_TASK DIRECTIONS:_
Express each line of the listing below as a JSON list of strings, one string per line, omitting blank lines.

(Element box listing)
▽

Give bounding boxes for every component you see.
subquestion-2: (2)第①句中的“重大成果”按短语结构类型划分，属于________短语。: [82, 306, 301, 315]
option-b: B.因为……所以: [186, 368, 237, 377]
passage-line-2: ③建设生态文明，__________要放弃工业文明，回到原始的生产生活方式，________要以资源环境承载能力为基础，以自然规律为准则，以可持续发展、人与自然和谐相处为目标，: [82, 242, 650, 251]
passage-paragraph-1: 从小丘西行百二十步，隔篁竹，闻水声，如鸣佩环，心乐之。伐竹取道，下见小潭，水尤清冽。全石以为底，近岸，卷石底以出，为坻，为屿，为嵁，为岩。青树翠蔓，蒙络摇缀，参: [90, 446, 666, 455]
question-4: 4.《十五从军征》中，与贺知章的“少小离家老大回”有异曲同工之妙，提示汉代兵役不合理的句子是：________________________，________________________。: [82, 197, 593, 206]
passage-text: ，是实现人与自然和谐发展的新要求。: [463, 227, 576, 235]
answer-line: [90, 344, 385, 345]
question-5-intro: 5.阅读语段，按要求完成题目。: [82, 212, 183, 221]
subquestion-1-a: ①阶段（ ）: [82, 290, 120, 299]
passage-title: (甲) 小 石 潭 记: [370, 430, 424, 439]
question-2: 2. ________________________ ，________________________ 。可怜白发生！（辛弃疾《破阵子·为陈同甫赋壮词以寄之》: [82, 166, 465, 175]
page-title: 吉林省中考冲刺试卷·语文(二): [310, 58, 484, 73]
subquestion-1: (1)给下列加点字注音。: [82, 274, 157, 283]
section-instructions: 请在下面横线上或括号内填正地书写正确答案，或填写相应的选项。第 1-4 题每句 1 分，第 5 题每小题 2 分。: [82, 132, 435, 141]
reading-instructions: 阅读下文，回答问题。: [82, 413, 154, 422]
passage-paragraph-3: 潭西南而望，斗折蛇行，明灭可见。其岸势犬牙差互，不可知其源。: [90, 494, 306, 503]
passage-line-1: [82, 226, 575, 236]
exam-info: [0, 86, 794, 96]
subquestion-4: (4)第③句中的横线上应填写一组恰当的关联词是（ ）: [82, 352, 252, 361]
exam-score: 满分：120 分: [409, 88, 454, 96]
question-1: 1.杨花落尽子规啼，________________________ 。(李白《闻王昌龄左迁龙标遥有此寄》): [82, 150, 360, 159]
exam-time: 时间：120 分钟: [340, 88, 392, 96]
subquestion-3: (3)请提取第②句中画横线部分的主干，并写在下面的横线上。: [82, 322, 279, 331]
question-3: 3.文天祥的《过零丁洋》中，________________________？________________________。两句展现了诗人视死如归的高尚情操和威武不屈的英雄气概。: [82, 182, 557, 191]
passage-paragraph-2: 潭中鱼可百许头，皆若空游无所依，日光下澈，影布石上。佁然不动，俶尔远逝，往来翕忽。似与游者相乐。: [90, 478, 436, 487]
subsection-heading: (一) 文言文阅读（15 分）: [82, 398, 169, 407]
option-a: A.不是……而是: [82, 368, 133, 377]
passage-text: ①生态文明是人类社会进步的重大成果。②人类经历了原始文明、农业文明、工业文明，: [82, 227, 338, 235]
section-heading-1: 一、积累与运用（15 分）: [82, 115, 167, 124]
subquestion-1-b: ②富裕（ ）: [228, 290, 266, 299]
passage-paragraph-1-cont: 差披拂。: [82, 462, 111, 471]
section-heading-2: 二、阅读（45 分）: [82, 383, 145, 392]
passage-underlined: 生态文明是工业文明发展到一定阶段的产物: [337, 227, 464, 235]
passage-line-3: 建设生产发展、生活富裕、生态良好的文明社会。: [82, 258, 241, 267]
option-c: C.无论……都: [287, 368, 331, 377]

△

_ANSWER TO THE PROBLEM:_
[
  "Give bounding boxes for every component you see.",
  "subquestion-2: (2)第①句中的“重大成果”按短语结构类型划分，属于________短语。: [82, 306, 301, 315]",
  "option-b: B.因为……所以: [186, 368, 237, 377]",
  "passage-line-2: ③建设生态文明，__________要放弃工业文明，回到原始的生产生活方式，________要以资源环境承载能力为基础，以自然规律为准则，以可持续发展、人与自然和谐相处为目标，: [82, 242, 650, 251]",
  "passage-paragraph-1: 从小丘西行百二十步，隔篁竹，闻水声，如鸣佩环，心乐之。伐竹取道，下见小潭，水尤清冽。全石以为底，近岸，卷石底以出，为坻，为屿，为嵁，为岩。青树翠蔓，蒙络摇缀，参: [90, 446, 666, 455]",
  "question-4: 4.《十五从军征》中，与贺知章的“少小离家老大回”有异曲同工之妙，提示汉代兵役不合理的句子是：________________________，________________________。: [82, 197, 593, 206]",
  "passage-text: ，是实现人与自然和谐发展的新要求。: [463, 227, 576, 235]",
  "answer-line: [90, 344, 385, 345]",
  "question-5-intro: 5.阅读语段，按要求完成题目。: [82, 212, 183, 221]",
  "subquestion-1-a: ①阶段（ ）: [82, 290, 120, 299]",
  "passage-title: (甲) 小 石 潭 记: [370, 430, 424, 439]",
  "question-2: 2. ________________________ ，________________________ 。可怜白发生！（辛弃疾《破阵子·为陈同甫赋壮词以寄之》: [82, 166, 465, 175]",
  "page-title: 吉林省中考冲刺试卷·语文(二): [310, 58, 484, 73]",
  "subquestion-1: (1)给下列加点字注音。: [82, 274, 157, 283]",
  "section-instructions: 请在下面横线上或括号内填正地书写正确答案，或填写相应的选项。第 1-4 题每句 1 分，第 5 题每小题 2 分。: [82, 132, 435, 141]",
  "reading-instructions: 阅读下文，回答问题。: [82, 413, 154, 422]",
  "passage-paragraph-3: 潭西南而望，斗折蛇行，明灭可见。其岸势犬牙差互，不可知其源。: [90, 494, 306, 503]",
  "passage-line-1: [82, 226, 575, 236]",
  "exam-info: [0, 86, 794, 96]",
  "subquestion-4: (4)第③句中的横线上应填写一组恰当的关联词是（ ）: [82, 352, 252, 361]",
  "exam-score: 满分：120 分: [409, 88, 454, 96]",
  "question-1: 1.杨花落尽子规啼，________________________ 。(李白《闻王昌龄左迁龙标遥有此寄》): [82, 150, 360, 159]",
  "exam-time: 时间：120 分钟: [340, 88, 392, 96]",
  "subquestion-3: (3)请提取第②句中画横线部分的主干，并写在下面的横线上。: [82, 322, 279, 331]",
  "question-3: 3.文天祥的《过零丁洋》中，________________________？________________________。两句展现了诗人视死如归的高尚情操和威武不屈的英雄气概。: [82, 182, 557, 191]",
  "passage-paragraph-2: 潭中鱼可百许头，皆若空游无所依，日光下澈，影布石上。佁然不动，俶尔远逝，往来翕忽。似与游者相乐。: [90, 478, 436, 487]",
  "subsection-heading: (一) 文言文阅读（15 分）: [82, 398, 169, 407]",
  "option-a: A.不是……而是: [82, 368, 133, 377]",
  "passage-text: ①生态文明是人类社会进步的重大成果。②人类经历了原始文明、农业文明、工业文明，: [82, 227, 338, 235]",
  "section-heading-1: 一、积累与运用（15 分）: [82, 115, 167, 124]",
  "subquestion-1-b: ②富裕（ ）: [228, 290, 266, 299]",
  "passage-paragraph-1-cont: 差披拂。: [82, 462, 111, 471]",
  "section-heading-2: 二、阅读（45 分）: [82, 383, 145, 392]",
  "passage-underlined: 生态文明是工业文明发展到一定阶段的产物: [337, 227, 464, 235]",
  "passage-line-3: 建设生产发展、生活富裕、生态良好的文明社会。: [82, 258, 241, 267]",
  "option-c: C.无论……都: [287, 368, 331, 377]"
]